Lines containing the word "hospital" should be extracted in full.

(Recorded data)
——————
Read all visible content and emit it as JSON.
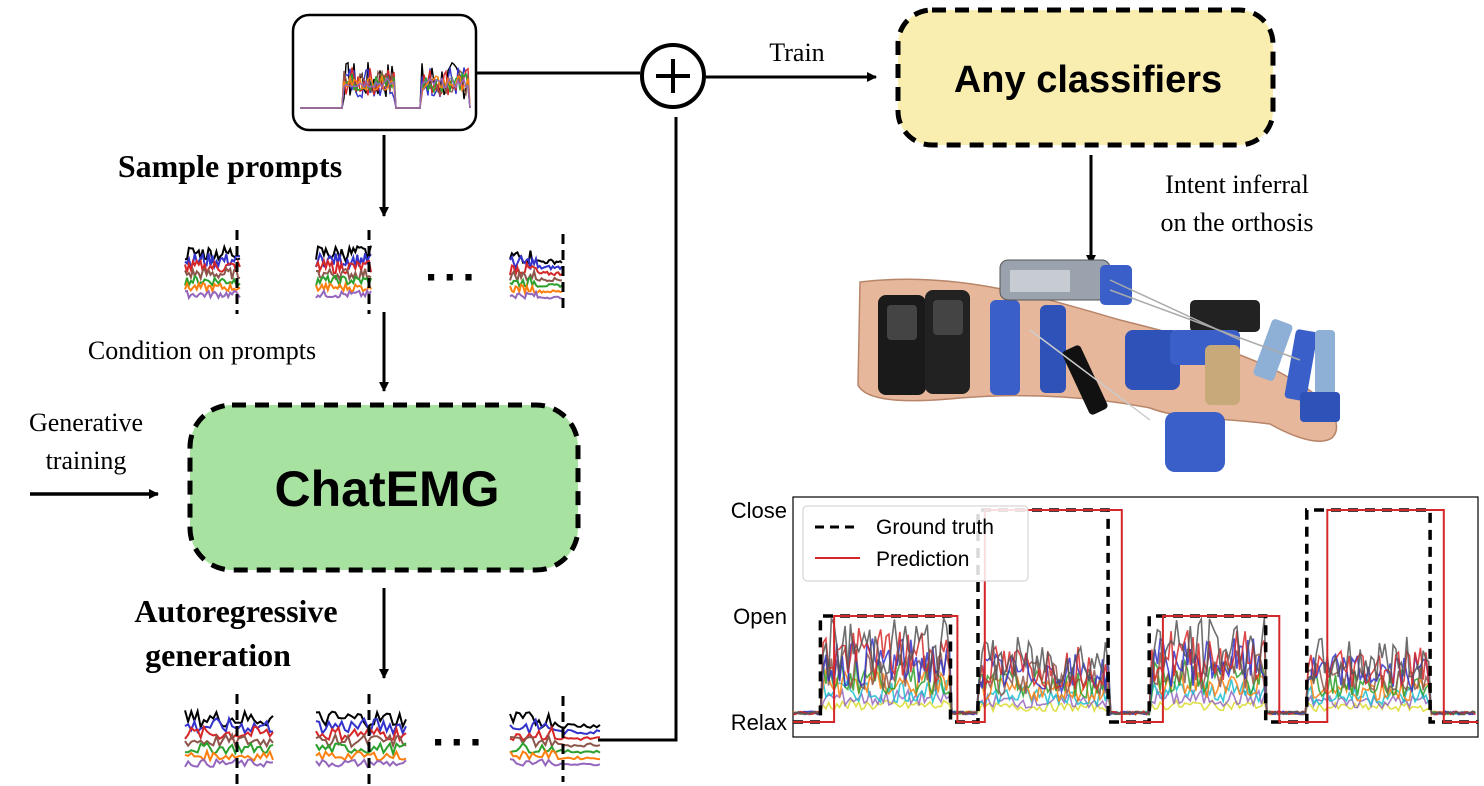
{
  "diagram": {
    "labels": {
      "sample_prompts": "Sample prompts",
      "condition_on_prompts": "Condition on prompts",
      "generative_training_line1": "Generative",
      "generative_training_line2": "training",
      "chatemg": "ChatEMG",
      "autoregressive_line1": "Autoregressive",
      "autoregressive_line2": "generation",
      "train": "Train",
      "any_classifiers": "Any classifiers",
      "intent_line1": "Intent inferral",
      "intent_line2": "on the orthosis",
      "ellipsis": "···",
      "plus": "+"
    },
    "colors": {
      "chatemg_fill": "#a8e2a0",
      "classifier_fill": "#f9eeb0",
      "line": "#000000"
    },
    "emg_colors": [
      "#000000",
      "#3333cc",
      "#d62728",
      "#8c564b",
      "#2ca02c",
      "#ff7f0e",
      "#9467bd",
      "#17becf",
      "#bcbd22",
      "#e377c2"
    ],
    "icons": [
      "plus-circle-icon",
      "hand-orthosis-photo"
    ]
  },
  "chart_data": {
    "type": "line",
    "title": "",
    "xlabel": "",
    "ylabel": "",
    "y_tick_labels": [
      "Close",
      "Open",
      "Relax"
    ],
    "y_tick_values": [
      2,
      1,
      0
    ],
    "legend": {
      "placement": "top-left",
      "entries": [
        {
          "name": "Ground truth",
          "style": "dashed",
          "color": "#000000"
        },
        {
          "name": "Prediction",
          "style": "solid",
          "color": "#d62728"
        }
      ]
    },
    "series": [
      {
        "name": "Ground truth",
        "x": [
          0,
          4,
          4,
          23,
          23,
          27,
          27,
          46,
          46,
          52,
          52,
          69,
          69,
          75,
          75,
          93,
          93,
          97,
          97,
          100
        ],
        "values": [
          0,
          0,
          1,
          1,
          0,
          0,
          2,
          2,
          0,
          0,
          1,
          1,
          0,
          0,
          2,
          2,
          0,
          0,
          0,
          0
        ]
      },
      {
        "name": "Prediction",
        "x": [
          0,
          6,
          6,
          24,
          24,
          28,
          28,
          48,
          48,
          54,
          54,
          71,
          71,
          78,
          78,
          95,
          95,
          100
        ],
        "values": [
          0,
          0,
          1,
          1,
          0,
          0,
          2,
          2,
          0,
          0,
          1,
          1,
          0,
          0,
          2,
          2,
          0,
          0
        ]
      }
    ],
    "ylim": [
      -0.1,
      2.1
    ],
    "xlim": [
      0,
      100
    ]
  }
}
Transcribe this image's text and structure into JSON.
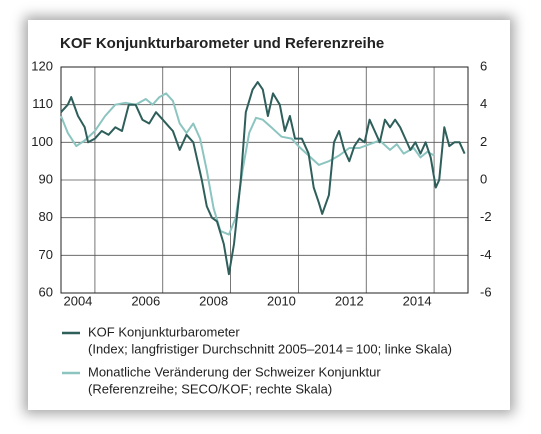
{
  "chart_data": {
    "type": "line",
    "title": "KOF Konjunkturbarometer und Referenzreihe",
    "xlim": [
      2004,
      2016
    ],
    "xticks": [
      2004,
      2006,
      2008,
      2010,
      2012,
      2014
    ],
    "xgrid": [
      2005,
      2007,
      2009,
      2011,
      2013,
      2015
    ],
    "ylim": [
      60,
      120
    ],
    "yticks": [
      60,
      70,
      80,
      90,
      100,
      110,
      120
    ],
    "y2lim": [
      -6,
      6
    ],
    "y2ticks": [
      -6,
      -4,
      -2,
      0,
      2,
      4,
      6
    ],
    "grid": true,
    "series": [
      {
        "name": "KOF Konjunkturbarometer",
        "description": "(Index; langfristiger Durchschnitt 2005–2014 = 100; linke Skala)",
        "color": "#2e5f5b",
        "x": [
          2004.0,
          2004.2,
          2004.3,
          2004.5,
          2004.7,
          2004.8,
          2005.0,
          2005.2,
          2005.4,
          2005.6,
          2005.8,
          2006.0,
          2006.2,
          2006.4,
          2006.6,
          2006.8,
          2007.0,
          2007.2,
          2007.3,
          2007.5,
          2007.7,
          2007.9,
          2008.0,
          2008.15,
          2008.3,
          2008.45,
          2008.6,
          2008.8,
          2008.95,
          2009.1,
          2009.3,
          2009.45,
          2009.65,
          2009.8,
          2009.95,
          2010.1,
          2010.25,
          2010.45,
          2010.6,
          2010.75,
          2010.9,
          2011.1,
          2011.3,
          2011.45,
          2011.6,
          2011.7,
          2011.9,
          2012.05,
          2012.2,
          2012.35,
          2012.5,
          2012.65,
          2012.8,
          2012.95,
          2013.1,
          2013.25,
          2013.4,
          2013.55,
          2013.7,
          2013.85,
          2014.0,
          2014.15,
          2014.3,
          2014.45,
          2014.6,
          2014.75,
          2014.9,
          2015.05,
          2015.15,
          2015.3,
          2015.45,
          2015.6,
          2015.75,
          2015.9
        ],
        "values": [
          108,
          110,
          112,
          107,
          104,
          100,
          101,
          103,
          102,
          104,
          103,
          110,
          110,
          106,
          105,
          108,
          106,
          104,
          103,
          98,
          102,
          100,
          96,
          90,
          83,
          80,
          79,
          73,
          65,
          73,
          90,
          108,
          114,
          116,
          114,
          107,
          113,
          110,
          103,
          107,
          101,
          101,
          97,
          88,
          84,
          81,
          86,
          100,
          103,
          98,
          95,
          99,
          101,
          100,
          106,
          103,
          100,
          106,
          104,
          106,
          104,
          101,
          98,
          100,
          97,
          100,
          96,
          88,
          90,
          104,
          99,
          100,
          100,
          97
        ]
      },
      {
        "name": "Monatliche Veränderung der Schweizer Konjunktur",
        "description": "(Referenzreihe; SECO/KOF; rechte Skala)",
        "color": "#8cc5c0",
        "axis": "y2",
        "x": [
          2004.0,
          2004.2,
          2004.45,
          2004.7,
          2005.0,
          2005.3,
          2005.6,
          2005.9,
          2006.2,
          2006.5,
          2006.7,
          2006.9,
          2007.1,
          2007.3,
          2007.5,
          2007.7,
          2007.9,
          2008.1,
          2008.3,
          2008.5,
          2008.7,
          2008.95,
          2009.15,
          2009.35,
          2009.55,
          2009.75,
          2009.95,
          2010.2,
          2010.5,
          2010.8,
          2011.0,
          2011.3,
          2011.6,
          2011.9,
          2012.2,
          2012.5,
          2012.8,
          2013.1,
          2013.4,
          2013.7,
          2013.9,
          2014.1,
          2014.4,
          2014.6,
          2014.8,
          2015.0
        ],
        "values": [
          3.4,
          2.5,
          1.8,
          2.1,
          2.6,
          3.4,
          4.0,
          4.1,
          4.0,
          4.3,
          4.0,
          4.4,
          4.6,
          4.2,
          3.0,
          2.5,
          3.0,
          2.2,
          0.5,
          -1.5,
          -2.7,
          -2.9,
          -2.0,
          0.5,
          2.5,
          3.3,
          3.2,
          2.8,
          2.3,
          2.2,
          1.8,
          1.3,
          0.8,
          1.0,
          1.3,
          1.7,
          1.7,
          1.9,
          2.1,
          1.6,
          1.9,
          1.4,
          1.7,
          1.2,
          1.5,
          1.3
        ]
      }
    ]
  }
}
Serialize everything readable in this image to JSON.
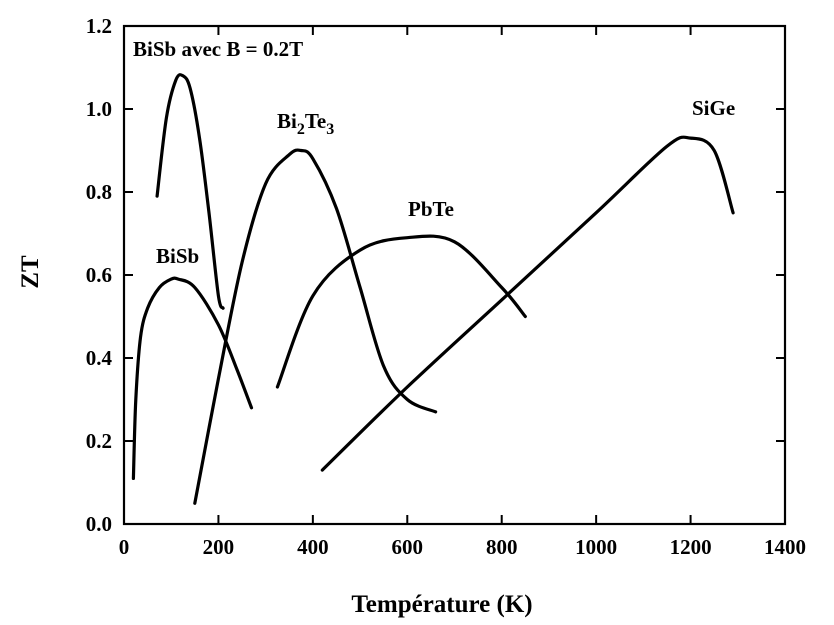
{
  "chart_data": {
    "type": "line",
    "xlabel": "Température (K)",
    "ylabel": "ZT",
    "xlim": [
      0,
      1400
    ],
    "ylim": [
      0,
      1.2
    ],
    "x_ticks": [
      0,
      200,
      400,
      600,
      800,
      1000,
      1200,
      1400
    ],
    "y_ticks": [
      0.0,
      0.2,
      0.4,
      0.6,
      0.8,
      1.0,
      1.2
    ],
    "x_tick_labels": [
      "0",
      "200",
      "400",
      "600",
      "800",
      "1000",
      "1200",
      "1400"
    ],
    "y_tick_labels": [
      "0.0",
      "0.2",
      "0.4",
      "0.6",
      "0.8",
      "1.0",
      "1.2"
    ],
    "grid": false,
    "legend": "none",
    "series": [
      {
        "name": "BiSb avec B = 0.2T",
        "x": [
          70,
          90,
          110,
          125,
          140,
          160,
          180,
          200,
          210
        ],
        "y": [
          0.79,
          0.98,
          1.07,
          1.08,
          1.05,
          0.93,
          0.75,
          0.55,
          0.52
        ]
      },
      {
        "name": "BiSb",
        "x": [
          20,
          25,
          35,
          50,
          75,
          100,
          115,
          150,
          200,
          240,
          270
        ],
        "y": [
          0.11,
          0.3,
          0.45,
          0.52,
          0.57,
          0.59,
          0.59,
          0.57,
          0.48,
          0.37,
          0.28
        ]
      },
      {
        "name": "Bi",
        "label_parts": [
          {
            "text": "Bi",
            "sub": false
          },
          {
            "text": "2",
            "sub": true
          },
          {
            "text": "Te",
            "sub": false
          },
          {
            "text": "3",
            "sub": true
          }
        ],
        "x": [
          150,
          200,
          250,
          300,
          350,
          375,
          400,
          450,
          500,
          550,
          600,
          660
        ],
        "y": [
          0.05,
          0.35,
          0.63,
          0.82,
          0.89,
          0.9,
          0.88,
          0.76,
          0.57,
          0.38,
          0.3,
          0.27
        ]
      },
      {
        "name": "PbTe",
        "x": [
          325,
          400,
          500,
          600,
          700,
          800,
          850
        ],
        "y": [
          0.33,
          0.55,
          0.66,
          0.69,
          0.68,
          0.57,
          0.5
        ]
      },
      {
        "name": "SiGe",
        "x": [
          420,
          600,
          800,
          1000,
          1150,
          1200,
          1250,
          1290
        ],
        "y": [
          0.13,
          0.33,
          0.54,
          0.75,
          0.91,
          0.93,
          0.9,
          0.75
        ]
      }
    ]
  }
}
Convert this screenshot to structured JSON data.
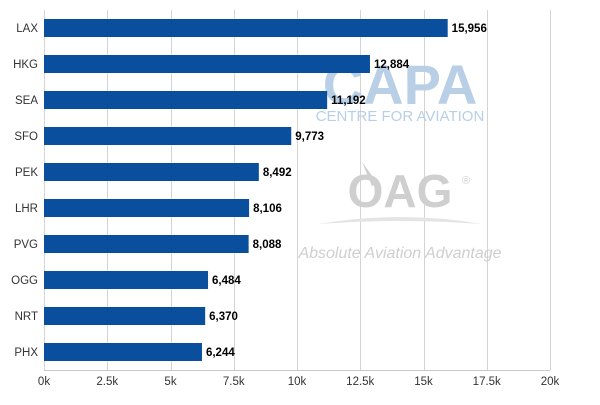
{
  "chart_data": {
    "type": "bar",
    "orientation": "horizontal",
    "categories": [
      "LAX",
      "HKG",
      "SEA",
      "SFO",
      "PEK",
      "LHR",
      "PVG",
      "OGG",
      "NRT",
      "PHX"
    ],
    "values": [
      15956,
      12884,
      11192,
      9773,
      8492,
      8106,
      8088,
      6484,
      6370,
      6244
    ],
    "value_labels": [
      "15,956",
      "12,884",
      "11,192",
      "9,773",
      "8,492",
      "8,106",
      "8,088",
      "6,484",
      "6,370",
      "6,244"
    ],
    "xlim": [
      0,
      20000
    ],
    "xticks": [
      0,
      2500,
      5000,
      7500,
      10000,
      12500,
      15000,
      17500,
      20000
    ],
    "xtick_labels": [
      "0k",
      "2.5k",
      "5k",
      "7.5k",
      "10k",
      "12.5k",
      "15k",
      "17.5k",
      "20k"
    ],
    "grid": "vertical",
    "bar_color": "#0a4f9e",
    "grid_color": "#d4d4d4",
    "title": "",
    "xlabel": "",
    "ylabel": ""
  },
  "watermarks": {
    "capa_logo": "CAPA",
    "capa_subtitle": "CENTRE FOR AVIATION",
    "oag_logo": "OAG",
    "oag_registered": "®",
    "oag_tagline": "Absolute Aviation Advantage",
    "capa_color": "#b8cfe6",
    "oag_color": "#cfcfcf"
  }
}
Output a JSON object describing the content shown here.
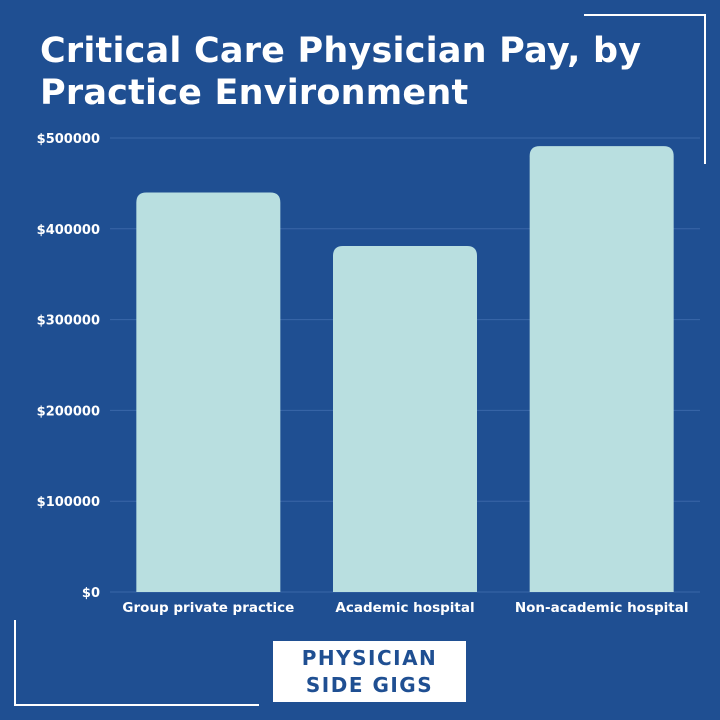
{
  "title": "Critical Care Physician Pay, by Practice Environment",
  "colors": {
    "background": "#1f4f92",
    "bar": "#b9dfe0",
    "grid": "#3a67a8",
    "text": "#ffffff"
  },
  "logo": {
    "line1": "PHYSICIAN",
    "line2": "SIDE GIGS"
  },
  "chart_data": {
    "type": "bar",
    "title": "Critical Care Physician Pay, by Practice Environment",
    "categories": [
      "Group private practice",
      "Academic hospital",
      "Non-academic hospital"
    ],
    "values": [
      440000,
      381000,
      491000
    ],
    "ylim": [
      0,
      500000
    ],
    "yticks": [
      0,
      100000,
      200000,
      300000,
      400000,
      500000
    ],
    "ytick_labels": [
      "$0",
      "$100000",
      "$200000",
      "$300000",
      "$400000",
      "$500000"
    ],
    "xlabel": "",
    "ylabel": "",
    "grid": true,
    "legend": "none"
  }
}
——————
**Written answer:**
      "Academic hospital",
      "Non-academic hospital"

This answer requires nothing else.